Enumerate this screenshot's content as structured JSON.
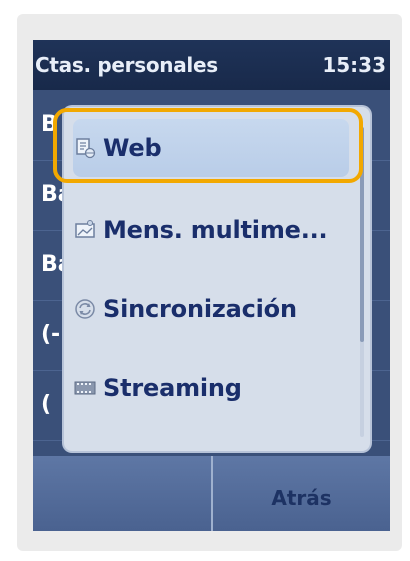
{
  "statusbar": {
    "title": "Ctas. personales",
    "time": "15:33"
  },
  "background_rows": [
    "B",
    "Ba",
    "Ba",
    "(-",
    "("
  ],
  "menu": {
    "items": [
      {
        "label": "Web",
        "icon": "web-page-icon",
        "selected": true
      },
      {
        "label": "Mens. multime...",
        "icon": "multimedia-message-icon",
        "selected": false
      },
      {
        "label": "Sincronización",
        "icon": "sync-icon",
        "selected": false
      },
      {
        "label": "Streaming",
        "icon": "film-strip-icon",
        "selected": false
      }
    ]
  },
  "softkeys": {
    "left": "",
    "right": "Atrás"
  },
  "colors": {
    "highlight": "#f2a800",
    "menu_text": "#1a2e6b",
    "screen_bg": "#2e4266"
  }
}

# # # #

### WHAT IS REQUIRED
Reproduce the full listing above verbatim, with no pictures included.

### WRITTEN RESPONSE
Enumerate this screenshot's content as structured JSON.
{
  "statusbar": {
    "title": "Ctas. personales",
    "time": "15:33"
  },
  "background_rows": [
    "B",
    "Ba",
    "Ba",
    "(-",
    "("
  ],
  "menu": {
    "items": [
      {
        "label": "Web",
        "icon": "web-page-icon",
        "selected": true
      },
      {
        "label": "Mens. multime...",
        "icon": "multimedia-message-icon",
        "selected": false
      },
      {
        "label": "Sincronización",
        "icon": "sync-icon",
        "selected": false
      },
      {
        "label": "Streaming",
        "icon": "film-strip-icon",
        "selected": false
      }
    ]
  },
  "softkeys": {
    "left": "",
    "right": "Atrás"
  },
  "colors": {
    "highlight": "#f2a800",
    "menu_text": "#1a2e6b",
    "screen_bg": "#2e4266"
  }
}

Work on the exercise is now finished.